◆ WRITTEN INSTRUCTION: Gather every line below where "decline" appears.

◆ SUPPLIED MATERIAL:

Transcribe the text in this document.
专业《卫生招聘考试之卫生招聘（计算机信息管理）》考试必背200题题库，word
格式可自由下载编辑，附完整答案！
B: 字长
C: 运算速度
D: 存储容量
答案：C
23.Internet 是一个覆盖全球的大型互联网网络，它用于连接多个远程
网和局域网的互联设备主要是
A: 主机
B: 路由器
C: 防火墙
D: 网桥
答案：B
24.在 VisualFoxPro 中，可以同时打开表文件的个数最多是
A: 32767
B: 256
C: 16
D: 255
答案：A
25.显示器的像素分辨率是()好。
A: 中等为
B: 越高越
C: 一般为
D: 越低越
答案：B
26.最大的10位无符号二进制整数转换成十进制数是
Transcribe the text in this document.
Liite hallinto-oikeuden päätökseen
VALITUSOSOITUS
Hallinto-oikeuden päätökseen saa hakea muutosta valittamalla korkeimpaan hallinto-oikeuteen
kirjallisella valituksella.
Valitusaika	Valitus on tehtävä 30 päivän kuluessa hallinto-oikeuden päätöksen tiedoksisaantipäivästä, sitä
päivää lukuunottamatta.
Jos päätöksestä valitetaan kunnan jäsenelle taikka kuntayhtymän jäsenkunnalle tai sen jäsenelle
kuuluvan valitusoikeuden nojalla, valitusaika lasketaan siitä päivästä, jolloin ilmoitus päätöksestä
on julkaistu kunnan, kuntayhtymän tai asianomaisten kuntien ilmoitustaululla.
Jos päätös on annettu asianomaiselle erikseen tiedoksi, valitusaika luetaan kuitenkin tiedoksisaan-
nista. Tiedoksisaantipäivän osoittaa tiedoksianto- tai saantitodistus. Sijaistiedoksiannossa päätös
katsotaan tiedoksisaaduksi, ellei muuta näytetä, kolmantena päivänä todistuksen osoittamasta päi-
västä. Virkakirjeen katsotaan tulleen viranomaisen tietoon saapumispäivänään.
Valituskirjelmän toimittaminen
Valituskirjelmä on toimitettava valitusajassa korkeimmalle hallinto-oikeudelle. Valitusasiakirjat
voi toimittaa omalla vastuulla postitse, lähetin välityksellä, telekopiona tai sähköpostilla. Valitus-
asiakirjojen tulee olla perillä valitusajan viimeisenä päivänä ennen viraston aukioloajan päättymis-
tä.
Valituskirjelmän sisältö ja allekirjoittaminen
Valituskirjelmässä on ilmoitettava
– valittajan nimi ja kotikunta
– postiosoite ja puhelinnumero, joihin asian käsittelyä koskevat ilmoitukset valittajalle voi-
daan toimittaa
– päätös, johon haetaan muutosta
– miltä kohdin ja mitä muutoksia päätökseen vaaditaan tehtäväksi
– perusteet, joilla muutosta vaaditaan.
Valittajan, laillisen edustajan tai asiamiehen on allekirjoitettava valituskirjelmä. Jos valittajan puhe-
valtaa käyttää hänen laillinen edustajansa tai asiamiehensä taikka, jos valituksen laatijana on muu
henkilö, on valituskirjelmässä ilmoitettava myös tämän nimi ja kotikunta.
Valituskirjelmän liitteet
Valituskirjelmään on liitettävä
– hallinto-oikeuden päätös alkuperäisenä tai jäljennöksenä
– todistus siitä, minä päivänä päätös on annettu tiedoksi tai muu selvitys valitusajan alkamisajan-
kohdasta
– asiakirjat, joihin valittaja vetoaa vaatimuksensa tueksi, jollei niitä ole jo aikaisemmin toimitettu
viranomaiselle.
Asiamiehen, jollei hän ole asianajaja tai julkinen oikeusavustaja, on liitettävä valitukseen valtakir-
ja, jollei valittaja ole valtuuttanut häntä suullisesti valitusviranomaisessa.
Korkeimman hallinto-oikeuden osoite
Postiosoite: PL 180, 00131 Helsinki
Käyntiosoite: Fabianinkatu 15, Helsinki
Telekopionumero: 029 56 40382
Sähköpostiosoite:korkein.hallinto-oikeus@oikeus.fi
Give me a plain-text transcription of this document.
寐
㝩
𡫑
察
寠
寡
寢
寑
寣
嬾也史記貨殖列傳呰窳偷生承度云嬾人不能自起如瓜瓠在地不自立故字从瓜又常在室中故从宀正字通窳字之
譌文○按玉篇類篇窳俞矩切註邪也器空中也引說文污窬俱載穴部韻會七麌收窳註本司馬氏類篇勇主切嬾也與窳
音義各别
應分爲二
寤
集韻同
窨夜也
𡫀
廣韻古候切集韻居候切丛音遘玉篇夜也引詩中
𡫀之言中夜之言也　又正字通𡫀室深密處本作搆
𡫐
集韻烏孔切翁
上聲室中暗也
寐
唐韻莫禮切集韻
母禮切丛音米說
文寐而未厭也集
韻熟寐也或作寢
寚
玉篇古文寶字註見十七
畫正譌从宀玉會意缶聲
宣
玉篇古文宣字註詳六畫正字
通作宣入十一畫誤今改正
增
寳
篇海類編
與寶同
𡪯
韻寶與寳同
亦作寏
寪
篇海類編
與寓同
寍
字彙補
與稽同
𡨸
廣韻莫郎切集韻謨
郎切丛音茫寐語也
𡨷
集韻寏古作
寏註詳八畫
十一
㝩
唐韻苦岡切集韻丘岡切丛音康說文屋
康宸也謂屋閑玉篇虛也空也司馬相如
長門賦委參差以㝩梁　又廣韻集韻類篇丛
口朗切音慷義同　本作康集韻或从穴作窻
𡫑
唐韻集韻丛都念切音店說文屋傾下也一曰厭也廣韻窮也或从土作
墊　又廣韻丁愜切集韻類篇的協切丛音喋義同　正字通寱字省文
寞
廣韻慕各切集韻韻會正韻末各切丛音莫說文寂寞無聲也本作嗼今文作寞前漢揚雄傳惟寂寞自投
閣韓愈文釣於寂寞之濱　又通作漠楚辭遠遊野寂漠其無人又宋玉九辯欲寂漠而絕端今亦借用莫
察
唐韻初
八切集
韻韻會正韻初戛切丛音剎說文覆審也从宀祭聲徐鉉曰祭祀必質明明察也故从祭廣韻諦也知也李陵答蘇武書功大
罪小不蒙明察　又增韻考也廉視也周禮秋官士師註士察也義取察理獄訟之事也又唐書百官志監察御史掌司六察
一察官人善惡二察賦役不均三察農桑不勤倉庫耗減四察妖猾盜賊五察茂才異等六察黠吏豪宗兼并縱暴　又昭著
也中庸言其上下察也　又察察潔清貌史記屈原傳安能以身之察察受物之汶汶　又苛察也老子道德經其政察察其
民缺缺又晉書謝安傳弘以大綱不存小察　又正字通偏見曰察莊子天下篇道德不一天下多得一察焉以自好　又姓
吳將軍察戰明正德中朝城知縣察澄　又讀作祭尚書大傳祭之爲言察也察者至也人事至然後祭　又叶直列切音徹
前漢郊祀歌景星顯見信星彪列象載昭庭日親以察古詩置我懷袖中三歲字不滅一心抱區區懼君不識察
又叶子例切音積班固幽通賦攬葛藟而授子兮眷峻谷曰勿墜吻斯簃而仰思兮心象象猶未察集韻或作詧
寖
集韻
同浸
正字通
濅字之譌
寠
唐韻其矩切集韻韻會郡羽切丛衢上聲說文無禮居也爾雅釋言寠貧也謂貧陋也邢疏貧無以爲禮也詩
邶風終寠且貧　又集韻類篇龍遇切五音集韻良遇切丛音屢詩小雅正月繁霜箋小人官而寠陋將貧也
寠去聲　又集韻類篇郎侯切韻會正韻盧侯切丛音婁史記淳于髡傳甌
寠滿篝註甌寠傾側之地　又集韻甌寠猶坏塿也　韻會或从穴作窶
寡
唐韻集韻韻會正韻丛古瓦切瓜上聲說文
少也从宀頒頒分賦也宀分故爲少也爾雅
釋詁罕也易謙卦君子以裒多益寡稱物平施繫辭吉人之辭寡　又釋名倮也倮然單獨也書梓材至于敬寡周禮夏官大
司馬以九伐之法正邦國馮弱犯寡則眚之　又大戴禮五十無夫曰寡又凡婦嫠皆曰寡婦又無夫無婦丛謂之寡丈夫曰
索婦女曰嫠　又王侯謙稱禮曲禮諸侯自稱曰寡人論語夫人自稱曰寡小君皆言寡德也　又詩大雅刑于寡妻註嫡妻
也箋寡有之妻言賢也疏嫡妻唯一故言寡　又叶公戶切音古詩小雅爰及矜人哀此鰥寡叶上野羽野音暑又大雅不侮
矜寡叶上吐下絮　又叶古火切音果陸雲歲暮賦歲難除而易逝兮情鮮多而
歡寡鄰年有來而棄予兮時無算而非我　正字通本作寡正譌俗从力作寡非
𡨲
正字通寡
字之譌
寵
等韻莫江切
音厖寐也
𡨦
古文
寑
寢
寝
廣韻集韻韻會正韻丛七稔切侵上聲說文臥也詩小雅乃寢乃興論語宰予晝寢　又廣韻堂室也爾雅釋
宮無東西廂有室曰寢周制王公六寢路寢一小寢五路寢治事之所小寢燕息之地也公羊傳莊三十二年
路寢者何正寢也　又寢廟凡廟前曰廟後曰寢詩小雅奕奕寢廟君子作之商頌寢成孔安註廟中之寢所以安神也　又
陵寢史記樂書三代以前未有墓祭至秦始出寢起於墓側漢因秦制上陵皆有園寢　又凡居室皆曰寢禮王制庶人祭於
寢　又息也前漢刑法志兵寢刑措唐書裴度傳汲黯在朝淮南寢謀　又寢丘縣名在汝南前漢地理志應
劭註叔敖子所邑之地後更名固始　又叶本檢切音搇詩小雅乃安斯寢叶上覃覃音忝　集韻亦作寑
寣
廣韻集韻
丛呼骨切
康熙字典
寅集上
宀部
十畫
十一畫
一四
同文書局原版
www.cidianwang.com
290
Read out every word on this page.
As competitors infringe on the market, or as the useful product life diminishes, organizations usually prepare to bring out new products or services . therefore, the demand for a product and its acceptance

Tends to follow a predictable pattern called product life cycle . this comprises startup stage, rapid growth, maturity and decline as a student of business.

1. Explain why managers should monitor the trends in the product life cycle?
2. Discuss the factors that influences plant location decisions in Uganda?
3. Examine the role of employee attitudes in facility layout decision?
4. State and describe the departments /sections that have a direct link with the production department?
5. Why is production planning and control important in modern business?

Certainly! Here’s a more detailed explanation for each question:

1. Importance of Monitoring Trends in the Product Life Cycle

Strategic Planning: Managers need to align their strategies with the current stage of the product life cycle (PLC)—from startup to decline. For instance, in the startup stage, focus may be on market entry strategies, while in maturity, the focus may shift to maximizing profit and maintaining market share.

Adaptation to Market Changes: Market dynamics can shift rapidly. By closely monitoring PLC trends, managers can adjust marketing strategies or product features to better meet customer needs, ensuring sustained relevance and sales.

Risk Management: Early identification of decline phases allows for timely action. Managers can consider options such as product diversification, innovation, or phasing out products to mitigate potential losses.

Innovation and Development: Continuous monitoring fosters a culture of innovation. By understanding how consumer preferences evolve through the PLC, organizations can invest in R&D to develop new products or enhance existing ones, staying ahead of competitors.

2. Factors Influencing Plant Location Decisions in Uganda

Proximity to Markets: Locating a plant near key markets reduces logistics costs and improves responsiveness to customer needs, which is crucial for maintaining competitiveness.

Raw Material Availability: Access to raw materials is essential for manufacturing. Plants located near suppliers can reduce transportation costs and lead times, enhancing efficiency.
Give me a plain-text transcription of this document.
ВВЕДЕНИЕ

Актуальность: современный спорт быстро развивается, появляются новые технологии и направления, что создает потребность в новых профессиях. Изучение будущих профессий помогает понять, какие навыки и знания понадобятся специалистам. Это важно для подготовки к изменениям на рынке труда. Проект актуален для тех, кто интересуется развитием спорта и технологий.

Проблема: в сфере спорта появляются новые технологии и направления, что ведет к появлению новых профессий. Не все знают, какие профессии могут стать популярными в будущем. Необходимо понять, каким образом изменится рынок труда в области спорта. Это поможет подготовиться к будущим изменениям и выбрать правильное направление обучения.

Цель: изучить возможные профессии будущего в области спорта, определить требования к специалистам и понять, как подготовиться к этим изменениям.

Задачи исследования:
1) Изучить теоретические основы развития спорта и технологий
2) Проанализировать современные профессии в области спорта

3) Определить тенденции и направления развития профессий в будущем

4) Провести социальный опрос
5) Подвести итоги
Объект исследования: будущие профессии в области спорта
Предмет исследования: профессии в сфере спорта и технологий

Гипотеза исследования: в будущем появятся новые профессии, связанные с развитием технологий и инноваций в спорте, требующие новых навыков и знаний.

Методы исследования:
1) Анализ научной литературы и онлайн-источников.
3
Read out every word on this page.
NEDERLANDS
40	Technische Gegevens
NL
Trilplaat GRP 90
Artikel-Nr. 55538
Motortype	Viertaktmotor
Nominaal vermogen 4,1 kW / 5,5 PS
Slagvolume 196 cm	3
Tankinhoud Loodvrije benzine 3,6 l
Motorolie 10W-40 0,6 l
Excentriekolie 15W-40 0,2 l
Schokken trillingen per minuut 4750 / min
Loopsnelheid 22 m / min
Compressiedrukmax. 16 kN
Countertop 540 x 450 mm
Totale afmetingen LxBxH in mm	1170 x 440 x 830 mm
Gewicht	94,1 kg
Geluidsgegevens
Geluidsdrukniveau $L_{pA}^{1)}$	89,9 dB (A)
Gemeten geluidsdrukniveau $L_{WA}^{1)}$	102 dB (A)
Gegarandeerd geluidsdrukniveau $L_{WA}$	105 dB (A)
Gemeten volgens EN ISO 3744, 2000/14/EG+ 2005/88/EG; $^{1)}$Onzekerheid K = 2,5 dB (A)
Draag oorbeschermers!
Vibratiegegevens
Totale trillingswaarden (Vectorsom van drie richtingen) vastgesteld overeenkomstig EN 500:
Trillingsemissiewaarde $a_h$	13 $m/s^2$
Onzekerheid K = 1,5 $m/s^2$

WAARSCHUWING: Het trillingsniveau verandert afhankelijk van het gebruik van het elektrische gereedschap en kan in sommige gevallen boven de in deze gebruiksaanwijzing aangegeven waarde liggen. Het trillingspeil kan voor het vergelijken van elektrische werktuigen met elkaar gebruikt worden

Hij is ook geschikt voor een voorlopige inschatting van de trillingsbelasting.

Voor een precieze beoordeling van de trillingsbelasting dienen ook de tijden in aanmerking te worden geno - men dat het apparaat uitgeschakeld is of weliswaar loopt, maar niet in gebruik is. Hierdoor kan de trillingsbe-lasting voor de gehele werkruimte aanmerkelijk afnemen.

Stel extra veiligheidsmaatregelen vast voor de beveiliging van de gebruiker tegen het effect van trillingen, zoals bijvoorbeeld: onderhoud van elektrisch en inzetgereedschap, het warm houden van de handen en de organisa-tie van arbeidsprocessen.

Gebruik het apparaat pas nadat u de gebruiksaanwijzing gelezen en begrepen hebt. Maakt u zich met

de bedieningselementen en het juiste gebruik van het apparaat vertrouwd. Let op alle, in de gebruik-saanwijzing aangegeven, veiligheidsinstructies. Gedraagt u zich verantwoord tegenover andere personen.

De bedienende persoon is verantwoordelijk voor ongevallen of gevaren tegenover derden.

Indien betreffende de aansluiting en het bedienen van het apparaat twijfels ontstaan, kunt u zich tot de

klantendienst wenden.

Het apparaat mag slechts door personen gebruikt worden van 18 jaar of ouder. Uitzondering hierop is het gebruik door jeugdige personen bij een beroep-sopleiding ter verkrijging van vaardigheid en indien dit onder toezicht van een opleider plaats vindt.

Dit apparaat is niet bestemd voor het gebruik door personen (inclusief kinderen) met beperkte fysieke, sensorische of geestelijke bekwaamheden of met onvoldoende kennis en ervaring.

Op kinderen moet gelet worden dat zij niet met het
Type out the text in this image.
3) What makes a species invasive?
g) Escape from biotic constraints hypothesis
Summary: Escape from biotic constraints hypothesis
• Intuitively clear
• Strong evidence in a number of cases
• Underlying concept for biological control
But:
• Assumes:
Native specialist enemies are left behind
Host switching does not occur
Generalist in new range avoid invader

◆ REPLY:
Tends to follow a predictable pattern called product life cycle . this comprises startup stage, rapid growth, maturity and decline as a student of business.
Strategic Planning: Managers need to align their strategies with the current stage of the product life cycle (PLC)—from startup to decline. For instance, in the startup stage, focus may be on market entry strategies, while in maturity, the focus may shift to maximizing profit and maintaining market share.
Risk Management: Early identification of decline phases allows for timely action. Managers can consider options such as product diversification, innovation, or phasing out products to mitigate potential losses.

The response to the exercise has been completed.